──────── Исходный фрагмент

На Севере живёт очень хороший народ. А поскольку народа там мало, то, путешествуя по тундре и по лесам, кое-где строятся избы. Вдруг кто-нибудь захочет погулять по тундре или по тайге и так ему там понравится, что не захочет возвращаться домой некоторое время. Тогда он наткнется на такую избу. В ней он найдет самое необходимое для жизни на первое время. Холодильника, конечно, там нет, зато есть спички, соль, и какие-нибудь консервы. Нас даже заставляли такие избы на полетных картах отмечать.

Я уже освоил полеты почти во все аэропорты и так называемые “аэропорты“.

Зимой на Севере холодно, или может очень холодно, но забавно то, что ниже –39 мною зарегистрировано не было. Это вообще какая то заколдованная цифра была.

— О, сегодня холодно –45.

— Здорово, говорю я.

Прихожу на вылет, иду на метео и спрашиваю, а мне говорят, что уже потеплело и уже всего –39.

────────────────

Поставленная задача 1 ->
Воспроизведите дословно из фрагмента о Севере всё от слов «Зимой на Севере» и вплоть до слов «заколдованная цифра была.» включительно.
Фрагмент и записи представляют собой самостоятельные, не связанные между собой материалы.

──────── Предоставленные данные

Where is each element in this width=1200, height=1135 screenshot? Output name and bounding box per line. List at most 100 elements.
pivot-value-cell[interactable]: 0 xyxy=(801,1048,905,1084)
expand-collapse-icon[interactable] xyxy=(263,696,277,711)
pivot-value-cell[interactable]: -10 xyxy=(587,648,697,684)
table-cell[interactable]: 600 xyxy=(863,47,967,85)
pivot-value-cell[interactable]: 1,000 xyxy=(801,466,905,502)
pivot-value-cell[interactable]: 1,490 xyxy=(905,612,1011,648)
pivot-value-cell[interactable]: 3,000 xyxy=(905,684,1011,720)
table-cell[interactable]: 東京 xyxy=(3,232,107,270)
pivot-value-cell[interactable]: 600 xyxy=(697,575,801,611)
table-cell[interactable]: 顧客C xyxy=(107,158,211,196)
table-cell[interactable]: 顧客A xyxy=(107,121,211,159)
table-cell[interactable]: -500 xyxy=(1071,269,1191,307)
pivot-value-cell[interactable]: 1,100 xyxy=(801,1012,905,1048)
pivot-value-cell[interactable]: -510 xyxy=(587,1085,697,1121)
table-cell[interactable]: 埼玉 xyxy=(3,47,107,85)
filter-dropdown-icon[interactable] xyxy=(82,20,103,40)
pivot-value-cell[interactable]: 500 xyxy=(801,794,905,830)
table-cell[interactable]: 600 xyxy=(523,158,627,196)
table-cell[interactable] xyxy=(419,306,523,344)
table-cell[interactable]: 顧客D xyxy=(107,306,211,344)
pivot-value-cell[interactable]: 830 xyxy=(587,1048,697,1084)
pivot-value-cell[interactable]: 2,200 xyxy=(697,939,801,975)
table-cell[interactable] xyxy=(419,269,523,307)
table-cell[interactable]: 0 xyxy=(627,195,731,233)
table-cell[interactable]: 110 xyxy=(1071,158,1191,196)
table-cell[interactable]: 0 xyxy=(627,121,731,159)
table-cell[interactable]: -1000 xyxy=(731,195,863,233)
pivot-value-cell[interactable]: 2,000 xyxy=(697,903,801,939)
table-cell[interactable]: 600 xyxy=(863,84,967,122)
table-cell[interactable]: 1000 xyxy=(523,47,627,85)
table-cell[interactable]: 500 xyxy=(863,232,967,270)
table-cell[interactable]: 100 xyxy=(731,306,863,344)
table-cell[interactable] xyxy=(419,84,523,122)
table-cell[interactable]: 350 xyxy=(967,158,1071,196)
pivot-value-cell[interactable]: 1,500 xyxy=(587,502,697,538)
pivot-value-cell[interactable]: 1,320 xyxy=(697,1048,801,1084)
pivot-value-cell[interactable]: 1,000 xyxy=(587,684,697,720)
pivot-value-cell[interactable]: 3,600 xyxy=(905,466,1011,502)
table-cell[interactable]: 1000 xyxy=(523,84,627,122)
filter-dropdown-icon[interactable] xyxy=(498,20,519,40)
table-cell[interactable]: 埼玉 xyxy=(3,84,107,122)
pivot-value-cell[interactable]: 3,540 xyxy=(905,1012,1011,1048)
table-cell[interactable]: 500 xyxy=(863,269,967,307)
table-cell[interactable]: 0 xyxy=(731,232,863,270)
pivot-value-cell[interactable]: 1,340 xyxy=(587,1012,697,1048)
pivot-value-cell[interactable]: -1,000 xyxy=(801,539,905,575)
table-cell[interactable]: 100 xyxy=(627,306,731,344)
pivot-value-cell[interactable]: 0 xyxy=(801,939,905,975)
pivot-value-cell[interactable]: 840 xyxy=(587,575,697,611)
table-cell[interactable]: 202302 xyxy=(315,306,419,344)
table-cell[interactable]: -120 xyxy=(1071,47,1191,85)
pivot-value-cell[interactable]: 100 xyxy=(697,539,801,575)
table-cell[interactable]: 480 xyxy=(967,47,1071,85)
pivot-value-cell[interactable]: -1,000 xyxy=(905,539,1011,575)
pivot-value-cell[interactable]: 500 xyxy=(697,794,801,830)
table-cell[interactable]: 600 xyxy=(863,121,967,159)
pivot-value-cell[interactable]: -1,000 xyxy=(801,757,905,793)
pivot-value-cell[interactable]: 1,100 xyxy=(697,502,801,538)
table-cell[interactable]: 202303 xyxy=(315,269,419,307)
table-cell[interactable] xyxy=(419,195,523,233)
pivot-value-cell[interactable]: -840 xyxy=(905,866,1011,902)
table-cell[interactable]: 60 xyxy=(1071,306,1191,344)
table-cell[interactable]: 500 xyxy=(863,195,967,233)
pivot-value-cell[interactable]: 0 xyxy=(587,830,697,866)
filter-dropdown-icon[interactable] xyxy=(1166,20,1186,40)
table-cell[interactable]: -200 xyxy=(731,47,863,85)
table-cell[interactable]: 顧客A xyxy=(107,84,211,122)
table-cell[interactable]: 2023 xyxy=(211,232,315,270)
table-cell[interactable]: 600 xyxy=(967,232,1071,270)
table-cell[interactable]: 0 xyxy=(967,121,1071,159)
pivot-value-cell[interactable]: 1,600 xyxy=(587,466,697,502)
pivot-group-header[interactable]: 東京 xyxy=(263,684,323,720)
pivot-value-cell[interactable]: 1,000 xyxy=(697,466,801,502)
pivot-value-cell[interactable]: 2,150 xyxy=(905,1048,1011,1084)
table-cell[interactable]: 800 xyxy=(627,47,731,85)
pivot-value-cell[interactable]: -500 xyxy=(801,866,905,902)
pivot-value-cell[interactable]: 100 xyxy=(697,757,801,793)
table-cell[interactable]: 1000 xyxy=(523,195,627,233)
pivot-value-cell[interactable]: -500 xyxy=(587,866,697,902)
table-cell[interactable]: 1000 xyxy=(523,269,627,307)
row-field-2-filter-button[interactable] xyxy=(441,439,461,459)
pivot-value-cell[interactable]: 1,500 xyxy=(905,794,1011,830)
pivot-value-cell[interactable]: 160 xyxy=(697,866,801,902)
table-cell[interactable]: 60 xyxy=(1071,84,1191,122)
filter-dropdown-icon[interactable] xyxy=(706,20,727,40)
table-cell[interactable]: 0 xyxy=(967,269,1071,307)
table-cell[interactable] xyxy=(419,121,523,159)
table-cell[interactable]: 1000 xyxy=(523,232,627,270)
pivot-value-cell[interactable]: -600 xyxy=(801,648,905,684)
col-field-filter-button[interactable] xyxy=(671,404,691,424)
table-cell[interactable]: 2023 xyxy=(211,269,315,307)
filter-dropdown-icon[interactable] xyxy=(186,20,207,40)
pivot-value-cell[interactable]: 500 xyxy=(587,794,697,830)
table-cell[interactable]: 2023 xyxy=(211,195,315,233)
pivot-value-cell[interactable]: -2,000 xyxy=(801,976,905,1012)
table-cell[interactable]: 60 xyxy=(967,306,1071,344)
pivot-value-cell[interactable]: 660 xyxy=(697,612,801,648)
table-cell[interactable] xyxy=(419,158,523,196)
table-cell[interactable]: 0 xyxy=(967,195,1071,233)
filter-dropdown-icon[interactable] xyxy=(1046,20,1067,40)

────────────────

Поставленная задача 2 ->
Продублируйте без изменений всё, что идёт в записях от самого их начала и вплоть до строки, содержащей «pivot-value-cell[interactable]: -10 xyxy=(587,648,697,684)», включая эту строку.

Ответ на задание 1 ->
Зимой на Севере холодно, или может очень холодно, но забавно то, что ниже –39 мною зарегистрировано не было. Это вообще какая то заколдованная цифра была.

Ответ на задание 2 ->
Where is each element in this width=1200, height=1135 screenshot? Output name and bounding box per line. List at most 100 elements.
pivot-value-cell[interactable]: 0 xyxy=(801,1048,905,1084)
expand-collapse-icon[interactable] xyxy=(263,696,277,711)
pivot-value-cell[interactable]: -10 xyxy=(587,648,697,684)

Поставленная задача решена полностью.